> Given exercise:
Using the material below, copy every line where "нормативными" appears.

> Listed records:
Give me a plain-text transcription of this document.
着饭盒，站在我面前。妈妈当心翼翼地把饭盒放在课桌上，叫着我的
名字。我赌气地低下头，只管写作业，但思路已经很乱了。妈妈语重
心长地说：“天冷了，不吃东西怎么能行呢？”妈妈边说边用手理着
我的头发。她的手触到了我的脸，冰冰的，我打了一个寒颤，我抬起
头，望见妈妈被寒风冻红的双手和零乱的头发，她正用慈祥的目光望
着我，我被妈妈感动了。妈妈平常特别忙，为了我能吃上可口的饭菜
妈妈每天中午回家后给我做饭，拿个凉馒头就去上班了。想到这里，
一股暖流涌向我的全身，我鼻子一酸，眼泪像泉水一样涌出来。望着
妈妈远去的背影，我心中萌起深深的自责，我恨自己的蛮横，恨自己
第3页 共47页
* * *
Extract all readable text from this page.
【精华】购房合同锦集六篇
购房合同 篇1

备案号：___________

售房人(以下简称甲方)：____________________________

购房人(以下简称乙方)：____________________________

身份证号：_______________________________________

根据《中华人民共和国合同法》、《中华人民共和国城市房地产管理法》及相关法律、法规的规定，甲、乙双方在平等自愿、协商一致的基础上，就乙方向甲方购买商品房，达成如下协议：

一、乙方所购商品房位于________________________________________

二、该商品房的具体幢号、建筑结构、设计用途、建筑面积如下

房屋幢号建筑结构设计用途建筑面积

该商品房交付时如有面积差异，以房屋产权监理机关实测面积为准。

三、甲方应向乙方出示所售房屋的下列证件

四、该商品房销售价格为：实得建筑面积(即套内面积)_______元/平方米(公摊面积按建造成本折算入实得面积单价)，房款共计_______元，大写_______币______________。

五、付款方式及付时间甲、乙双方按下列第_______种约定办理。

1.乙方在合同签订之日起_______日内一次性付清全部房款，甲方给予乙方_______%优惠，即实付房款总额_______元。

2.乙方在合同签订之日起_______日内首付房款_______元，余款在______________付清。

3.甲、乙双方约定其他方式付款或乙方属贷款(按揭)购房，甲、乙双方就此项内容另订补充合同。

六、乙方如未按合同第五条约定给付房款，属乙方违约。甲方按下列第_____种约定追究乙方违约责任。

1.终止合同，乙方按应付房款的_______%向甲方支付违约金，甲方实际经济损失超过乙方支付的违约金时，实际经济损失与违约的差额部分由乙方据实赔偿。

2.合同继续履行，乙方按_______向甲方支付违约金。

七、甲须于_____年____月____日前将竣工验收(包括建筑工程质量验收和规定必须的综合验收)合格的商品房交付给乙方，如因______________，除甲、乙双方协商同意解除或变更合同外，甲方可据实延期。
* * *
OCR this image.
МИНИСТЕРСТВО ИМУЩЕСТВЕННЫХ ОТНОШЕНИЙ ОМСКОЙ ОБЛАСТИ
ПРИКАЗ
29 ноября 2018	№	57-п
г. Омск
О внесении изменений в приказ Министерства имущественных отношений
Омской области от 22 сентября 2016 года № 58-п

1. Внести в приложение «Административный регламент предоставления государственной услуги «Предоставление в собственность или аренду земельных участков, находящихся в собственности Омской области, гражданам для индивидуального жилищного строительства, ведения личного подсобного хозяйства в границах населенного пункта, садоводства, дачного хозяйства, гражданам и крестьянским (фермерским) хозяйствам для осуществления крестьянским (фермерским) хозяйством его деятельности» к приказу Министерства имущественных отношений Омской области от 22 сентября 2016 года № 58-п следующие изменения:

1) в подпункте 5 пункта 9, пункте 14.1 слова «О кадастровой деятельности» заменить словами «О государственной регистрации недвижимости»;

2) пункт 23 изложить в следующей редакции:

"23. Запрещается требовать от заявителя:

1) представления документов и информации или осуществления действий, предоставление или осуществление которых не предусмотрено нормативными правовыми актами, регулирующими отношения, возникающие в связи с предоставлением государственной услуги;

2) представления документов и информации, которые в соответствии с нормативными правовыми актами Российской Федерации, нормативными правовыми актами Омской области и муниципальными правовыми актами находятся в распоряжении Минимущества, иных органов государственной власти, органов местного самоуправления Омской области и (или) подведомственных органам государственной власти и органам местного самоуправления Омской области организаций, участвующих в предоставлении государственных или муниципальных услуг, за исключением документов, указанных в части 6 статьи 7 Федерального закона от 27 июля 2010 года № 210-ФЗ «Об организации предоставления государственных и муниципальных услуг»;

> Written response:
1) представления документов и информации или осуществления действий, предоставление или осуществление которых не предусмотрено нормативными правовыми актами, регулирующими отношения, возникающие в связи с предоставлением государственной услуги;
2) представления документов и информации, которые в соответствии с нормативными правовыми актами Российской Федерации, нормативными правовыми актами Омской области и муниципальными правовыми актами находятся в распоряжении Минимущества, иных органов государственной власти, органов местного самоуправления Омской области и (или) подведомственных органам государственной власти и органам местного самоуправления Омской области организаций, участвующих в предоставлении государственных или муниципальных услуг, за исключением документов, указанных в части 6 статьи 7 Федерального закона от 27 июля 2010 года № 210-ФЗ «Об организации предоставления государственных и муниципальных услуг»;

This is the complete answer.